## BEGIN Passage

I will let you read the code and just list the top level function:

 1 (defun find-names-places (txt-object)
 2   (let* ((words (text-text txt-object))
 3      (tags (text-tags txt-object))
 4      (place-indices (find-places words nil))
 5      (name-indices (find-names words tags place-indices))
 6      (name-list
 7        (remove-duplicates
 8          (build-list-find-name-helper words name-indices) :test #'equal))
 9      (place-list
10        (remove-duplicates
11          (build-list-find-name-helper words place-indices) :test #'equal)))
12     (let ((ret '()))
13       (dolist (x name-list)
14     (if (search " " x)
15         (setq ret (cons x ret))))
16       (setq name-list (reverse ret)))
17     (list
18      (remove-shorter-names name-list)
19      (remove-shorter-names place-list))))

In line 2 we are using the slot accessor text-text to fetch the array of word tokens from the text object. In lines 3, 4, and 5 we are doing the same for part of speech tags, place name indices in the words array, and person names indices in the words array.

## END Passage

** Task requirements **
Transcribe everything in the passage on the find-names-places function from "1 (defun find-names-places" down to "place-indices) :test #'equal)))".

## BEGIN Information given

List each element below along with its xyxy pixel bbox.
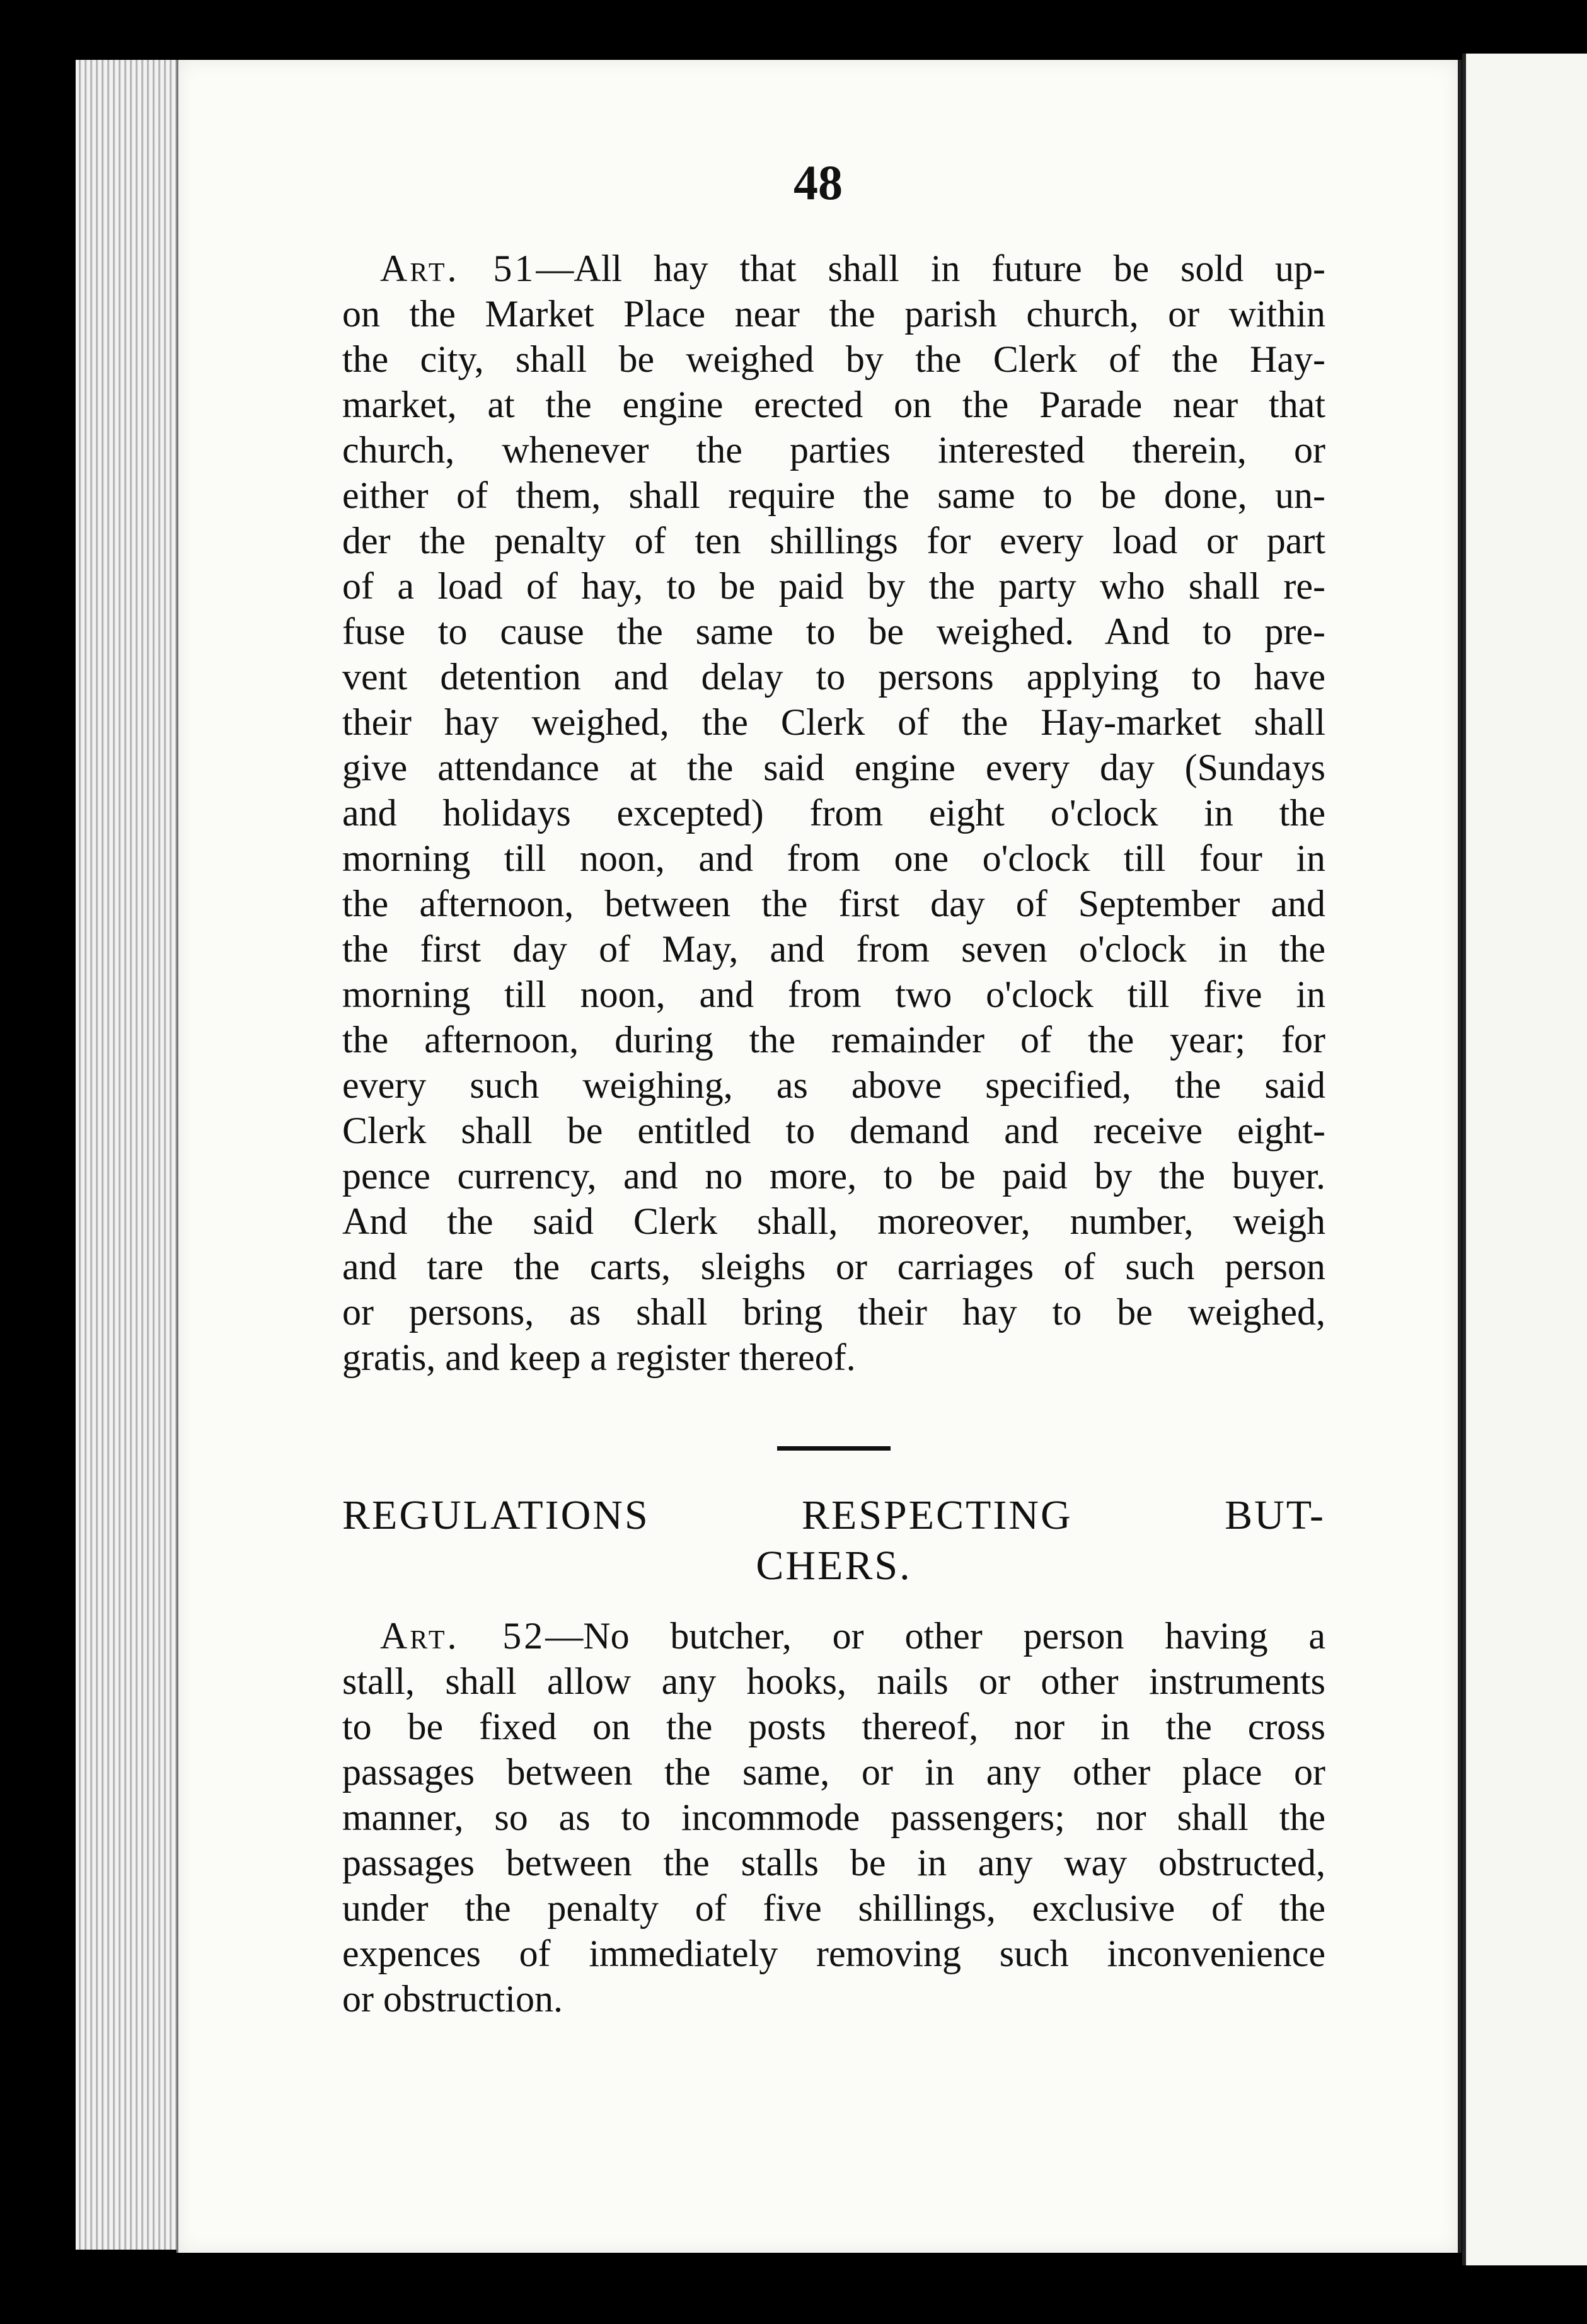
text-line: or obstruction. — [342, 1978, 563, 2020]
section-heading-line-2: CHERS. — [756, 1543, 912, 1589]
section-heading-line-1: REGULATIONS RESPECTING BUT- — [342, 1492, 1325, 1538]
text-line — [342, 1613, 1325, 1659]
text-line: and tare the carts, sleighs or carriages of such person — [342, 1246, 1325, 1287]
text-line: under the penalty of five shillings, exclusive of the — [342, 1887, 1325, 1929]
text-line: passages between the stalls be in any way obstructed, — [342, 1842, 1325, 1884]
article-first-line: —All hay that shall in future be sold up- — [536, 248, 1325, 289]
text-line: church, whenever the parties interested therein, or — [342, 429, 1325, 471]
text-line: Clerk shall be entitled to demand and receive eight- — [342, 1110, 1325, 1151]
text-line: their hay weighed, the Clerk of the Hay-market shall — [342, 701, 1325, 743]
text-line: of a load of hay, to be paid by the party who shall re- — [342, 565, 1325, 607]
text-line — [342, 246, 1325, 291]
text-line: every such weighing, as above specified, the said — [342, 1064, 1325, 1106]
text-line: pence currency, and no more, to be paid by the buyer. — [342, 1155, 1325, 1197]
article-label: Art. 52 — [380, 1615, 546, 1657]
text-line: the afternoon, between the first day of September and — [342, 883, 1325, 924]
text-line: vent detention and delay to persons applying to have — [342, 656, 1325, 698]
text-line: expences of immediately removing such inconvenience — [342, 1933, 1325, 1974]
text-line: and holidays excepted) from eight o'clock in the — [342, 792, 1325, 834]
section-heading — [342, 1490, 1325, 1591]
text-line: either of them, shall require the same to be done, un- — [342, 475, 1325, 516]
section-divider — [777, 1446, 891, 1451]
article-52-text — [342, 1613, 1325, 2022]
text-line: or persons, as shall bring their hay to be weighed, — [342, 1291, 1325, 1333]
text-line: manner, so as to incommode passengers; nor shall the — [342, 1797, 1325, 1838]
text-line: the afternoon, during the remainder of the year; for — [342, 1019, 1325, 1061]
article-first-line: —No butcher, or other person having a — [545, 1615, 1325, 1657]
article-51-text — [342, 246, 1325, 1380]
text-line: the first day of May, and from seven o'clock in the — [342, 928, 1325, 970]
text-line: on the Market Place near the parish church, or within — [342, 293, 1325, 335]
text-line: morning till noon, and from two o'clock till five in — [342, 974, 1325, 1015]
text-line: morning till noon, and from one o'clock till four in — [342, 837, 1325, 879]
text-line: to be fixed on the posts thereof, nor in the cross — [342, 1706, 1325, 1747]
text-line: the city, shall be weighed by the Clerk of the Hay- — [342, 338, 1325, 380]
text-line: market, at the engine erected on the Parade near that — [342, 384, 1325, 425]
text-line: fuse to cause the same to be weighed. And to pre- — [342, 611, 1325, 652]
facing-page-edge — [1462, 54, 1587, 2265]
page-number: 48 — [793, 155, 843, 210]
article-label: Art. 51 — [380, 248, 536, 289]
text-line: der the penalty of ten shillings for every load or part — [342, 520, 1325, 561]
text-line: stall, shall allow any hooks, nails or other instruments — [342, 1660, 1325, 1702]
text-line: give attendance at the said engine every day (Sundays — [342, 747, 1325, 788]
text-line: passages between the same, or in any other place or — [342, 1751, 1325, 1793]
text-line: gratis, and keep a register thereof. — [342, 1337, 856, 1378]
page-stack-edge — [76, 60, 180, 2250]
book-page — [176, 60, 1462, 2253]
text-line: And the said Clerk shall, moreover, number, weigh — [342, 1200, 1325, 1242]
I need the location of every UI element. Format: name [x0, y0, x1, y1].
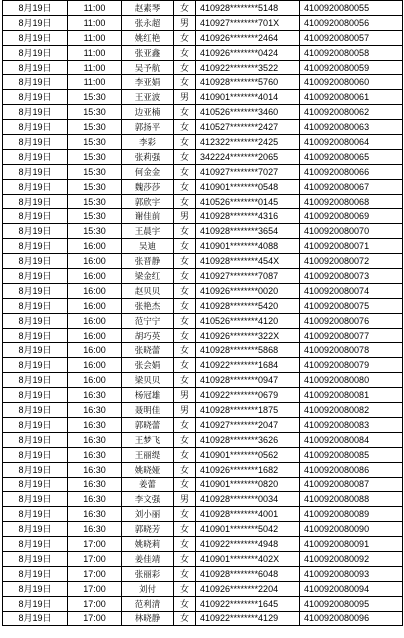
exam-number-cell: 4100920080075: [300, 298, 403, 313]
table-row: [3, 507, 403, 522]
exam-number-cell: 4100920080076: [300, 313, 403, 328]
table-row: [3, 90, 403, 105]
table-row: [3, 403, 403, 418]
exam-number-cell: 4100920080070: [300, 224, 403, 239]
date-cell: 8月19日: [3, 313, 68, 328]
gender-cell: 女: [174, 45, 196, 60]
exam-number-cell: 4100920080057: [300, 30, 403, 45]
id-number-cell: 410922********4948: [196, 537, 300, 552]
table-row: [3, 75, 403, 90]
table-row: [3, 447, 403, 462]
table-row: [3, 566, 403, 581]
exam-number-cell: 4100920080088: [300, 492, 403, 507]
id-number-cell: 410527********2427: [196, 120, 300, 135]
date-cell: 8月19日: [3, 358, 68, 373]
gender-cell: 女: [174, 507, 196, 522]
name-cell: 郭晓蕾: [122, 417, 174, 432]
table-row: [3, 135, 403, 150]
id-number-cell: 410901********4088: [196, 239, 300, 254]
gender-cell: 女: [174, 1, 196, 16]
exam-number-cell: 4100920080060: [300, 75, 403, 90]
date-cell: 8月19日: [3, 90, 68, 105]
exam-number-cell: 4100920080090: [300, 522, 403, 537]
time-cell: 17:00: [68, 537, 122, 552]
date-cell: 8月19日: [3, 179, 68, 194]
time-cell: 16:30: [68, 388, 122, 403]
id-number-cell: 410901********0548: [196, 179, 300, 194]
name-cell: 张永超: [122, 15, 174, 30]
date-cell: 8月19日: [3, 194, 68, 209]
id-number-cell: 410928********4316: [196, 209, 300, 224]
table-row: [3, 388, 403, 403]
name-cell: 边亚楠: [122, 105, 174, 120]
table-row: [3, 551, 403, 566]
gender-cell: 女: [174, 269, 196, 284]
table-row: [3, 581, 403, 596]
time-cell: 15:30: [68, 149, 122, 164]
time-cell: 16:30: [68, 417, 122, 432]
id-number-cell: 410928********454X: [196, 254, 300, 269]
name-cell: 何金金: [122, 164, 174, 179]
table-row: [3, 522, 403, 537]
table-row: [3, 358, 403, 373]
gender-cell: 女: [174, 477, 196, 492]
name-cell: 吴予航: [122, 60, 174, 75]
table-row: [3, 537, 403, 552]
date-cell: 8月19日: [3, 537, 68, 552]
name-cell: 范利清: [122, 596, 174, 611]
time-cell: 16:00: [68, 328, 122, 343]
date-cell: 8月19日: [3, 224, 68, 239]
table-row: [3, 432, 403, 447]
name-cell: 聂明佳: [122, 403, 174, 418]
name-cell: 赵贝贝: [122, 283, 174, 298]
exam-number-cell: 4100920080086: [300, 462, 403, 477]
id-number-cell: 410928********3654: [196, 224, 300, 239]
time-cell: 16:30: [68, 432, 122, 447]
gender-cell: 女: [174, 373, 196, 388]
time-cell: 16:00: [68, 298, 122, 313]
id-number-cell: 410922********3522: [196, 60, 300, 75]
exam-number-cell: 4100920080059: [300, 60, 403, 75]
table-row: [3, 298, 403, 313]
id-number-cell: 410928********3626: [196, 432, 300, 447]
table-row: [3, 492, 403, 507]
date-cell: 8月19日: [3, 209, 68, 224]
id-number-cell: 410927********7087: [196, 269, 300, 284]
name-cell: 姜佳靖: [122, 551, 174, 566]
table-row: [3, 611, 403, 626]
gender-cell: 女: [174, 120, 196, 135]
date-cell: 8月19日: [3, 432, 68, 447]
gender-cell: 女: [174, 149, 196, 164]
time-cell: 11:00: [68, 15, 122, 30]
name-cell: 梁金红: [122, 269, 174, 284]
gender-cell: 女: [174, 462, 196, 477]
time-cell: 15:30: [68, 194, 122, 209]
name-cell: 王亚波: [122, 90, 174, 105]
name-cell: 张晓蕾: [122, 343, 174, 358]
time-cell: 16:00: [68, 358, 122, 373]
time-cell: 16:30: [68, 507, 122, 522]
date-cell: 8月19日: [3, 522, 68, 537]
gender-cell: 男: [174, 492, 196, 507]
time-cell: 16:00: [68, 313, 122, 328]
exam-number-cell: 4100920080056: [300, 15, 403, 30]
name-cell: 胡巧英: [122, 328, 174, 343]
exam-number-cell: 4100920080068: [300, 194, 403, 209]
gender-cell: 女: [174, 343, 196, 358]
date-cell: 8月19日: [3, 611, 68, 626]
gender-cell: 女: [174, 596, 196, 611]
date-cell: 8月19日: [3, 30, 68, 45]
gender-cell: 女: [174, 254, 196, 269]
name-cell: 郭欣宇: [122, 194, 174, 209]
id-number-cell: 410922********4129: [196, 611, 300, 626]
gender-cell: 女: [174, 75, 196, 90]
id-number-cell: 410526********3460: [196, 105, 300, 120]
date-cell: 8月19日: [3, 254, 68, 269]
id-number-cell: 410928********0034: [196, 492, 300, 507]
time-cell: 15:30: [68, 179, 122, 194]
name-cell: 李文强: [122, 492, 174, 507]
name-cell: 梁贝贝: [122, 373, 174, 388]
date-cell: 8月19日: [3, 105, 68, 120]
id-number-cell: 410928********6048: [196, 566, 300, 581]
time-cell: 17:00: [68, 566, 122, 581]
date-cell: 8月19日: [3, 581, 68, 596]
gender-cell: 男: [174, 388, 196, 403]
id-number-cell: 410922********1684: [196, 358, 300, 373]
name-cell: 姜蕾: [122, 477, 174, 492]
id-number-cell: 410928********4001: [196, 507, 300, 522]
id-number-cell: 410901********5042: [196, 522, 300, 537]
gender-cell: 女: [174, 105, 196, 120]
table-row: [3, 224, 403, 239]
exam-number-cell: 4100920080082: [300, 403, 403, 418]
time-cell: 15:30: [68, 209, 122, 224]
name-cell: 赵素琴: [122, 1, 174, 16]
date-cell: 8月19日: [3, 120, 68, 135]
table-row: [3, 596, 403, 611]
gender-cell: 女: [174, 179, 196, 194]
exam-number-cell: 4100920080071: [300, 239, 403, 254]
time-cell: 16:00: [68, 239, 122, 254]
name-cell: 魏莎莎: [122, 179, 174, 194]
table-row: [3, 209, 403, 224]
id-number-cell: 410926********2464: [196, 30, 300, 45]
exam-number-cell: 4100920080062: [300, 105, 403, 120]
time-cell: 15:30: [68, 105, 122, 120]
name-cell: 王丽缇: [122, 447, 174, 462]
exam-number-cell: 4100920080084: [300, 432, 403, 447]
exam-number-cell: 4100920080078: [300, 343, 403, 358]
time-cell: 11:00: [68, 60, 122, 75]
date-cell: 8月19日: [3, 373, 68, 388]
exam-number-cell: 4100920080087: [300, 477, 403, 492]
gender-cell: 女: [174, 581, 196, 596]
id-number-cell: 410927********7027: [196, 164, 300, 179]
gender-cell: 女: [174, 30, 196, 45]
table-row: [3, 417, 403, 432]
exam-number-cell: 4100920080058: [300, 45, 403, 60]
date-cell: 8月19日: [3, 75, 68, 90]
table-row: [3, 343, 403, 358]
time-cell: 16:00: [68, 269, 122, 284]
exam-number-cell: 4100920080083: [300, 417, 403, 432]
exam-number-cell: 4100920080063: [300, 120, 403, 135]
gender-cell: 女: [174, 135, 196, 150]
id-number-cell: 410928********5420: [196, 298, 300, 313]
name-cell: 李彩: [122, 135, 174, 150]
id-number-cell: 410901********0562: [196, 447, 300, 462]
id-number-cell: 410922********1645: [196, 596, 300, 611]
date-cell: 8月19日: [3, 462, 68, 477]
table-row: [3, 239, 403, 254]
exam-number-cell: 4100920080074: [300, 283, 403, 298]
date-cell: 8月19日: [3, 328, 68, 343]
gender-cell: 女: [174, 358, 196, 373]
name-cell: 张艳杰: [122, 298, 174, 313]
name-cell: 吴迪: [122, 239, 174, 254]
time-cell: 11:00: [68, 1, 122, 16]
gender-cell: 男: [174, 209, 196, 224]
exam-number-cell: 4100920080092: [300, 551, 403, 566]
exam-number-cell: 4100920080061: [300, 90, 403, 105]
gender-cell: 女: [174, 417, 196, 432]
id-number-cell: 410901********0820: [196, 477, 300, 492]
name-cell: 张丽彩: [122, 566, 174, 581]
date-cell: 8月19日: [3, 566, 68, 581]
id-number-cell: 410926********0020: [196, 283, 300, 298]
date-cell: 8月19日: [3, 596, 68, 611]
time-cell: 16:30: [68, 462, 122, 477]
name-cell: 林晓静: [122, 611, 174, 626]
id-number-cell: 410526********0145: [196, 194, 300, 209]
table-row: [3, 1, 403, 16]
id-number-cell: 410928********1875: [196, 403, 300, 418]
table-row: [3, 194, 403, 209]
name-cell: 郭晓芳: [122, 522, 174, 537]
id-number-cell: 342224********2065: [196, 149, 300, 164]
time-cell: 16:00: [68, 343, 122, 358]
date-cell: 8月19日: [3, 15, 68, 30]
table-row: [3, 15, 403, 30]
name-cell: 姚红艳: [122, 30, 174, 45]
exam-number-cell: 4100920080064: [300, 135, 403, 150]
time-cell: 16:00: [68, 283, 122, 298]
table-row: [3, 373, 403, 388]
name-cell: 李亚娟: [122, 75, 174, 90]
exam-number-cell: 4100920080055: [300, 1, 403, 16]
exam-number-cell: 4100920080091: [300, 537, 403, 552]
id-number-cell: 410927********701X: [196, 15, 300, 30]
time-cell: 15:30: [68, 224, 122, 239]
exam-number-cell: 4100920080067: [300, 179, 403, 194]
name-cell: 张会娟: [122, 358, 174, 373]
name-cell: 郭扬平: [122, 120, 174, 135]
name-cell: 张莉强: [122, 149, 174, 164]
exam-number-cell: 4100920080096: [300, 611, 403, 626]
time-cell: 16:00: [68, 254, 122, 269]
date-cell: 8月19日: [3, 60, 68, 75]
gender-cell: 女: [174, 313, 196, 328]
time-cell: 15:30: [68, 135, 122, 150]
id-number-cell: 410526********4120: [196, 313, 300, 328]
gender-cell: 女: [174, 551, 196, 566]
id-number-cell: 410926********1682: [196, 462, 300, 477]
id-number-cell: 410926********2204: [196, 581, 300, 596]
exam-number-cell: 4100920080080: [300, 373, 403, 388]
schedule-table-body: [3, 1, 403, 626]
exam-number-cell: 4100920080066: [300, 164, 403, 179]
time-cell: 17:00: [68, 596, 122, 611]
date-cell: 8月19日: [3, 149, 68, 164]
exam-number-cell: 4100920080077: [300, 328, 403, 343]
exam-number-cell: 4100920080073: [300, 269, 403, 284]
name-cell: 谢佳前: [122, 209, 174, 224]
gender-cell: 男: [174, 15, 196, 30]
name-cell: 姚晓娅: [122, 462, 174, 477]
date-cell: 8月19日: [3, 507, 68, 522]
exam-number-cell: 4100920080072: [300, 254, 403, 269]
gender-cell: 女: [174, 164, 196, 179]
exam-number-cell: 4100920080085: [300, 447, 403, 462]
id-number-cell: 412322********2425: [196, 135, 300, 150]
time-cell: 11:00: [68, 30, 122, 45]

## END Information given

** Written solution **
1 (defun find-names-places (txt-object)
 2   (let* ((words (text-text txt-object))
 3      (tags (text-tags txt-object))
 4      (place-indices (find-places words nil))
 5      (name-indices (find-names words tags place-indices))
 6      (name-list
 7        (remove-duplicates
 8          (build-list-find-name-helper words name-indices) :test #'equal))
 9      (place-list
10        (remove-duplicates
11          (build-list-find-name-helper words place-indices) :test #'equal)))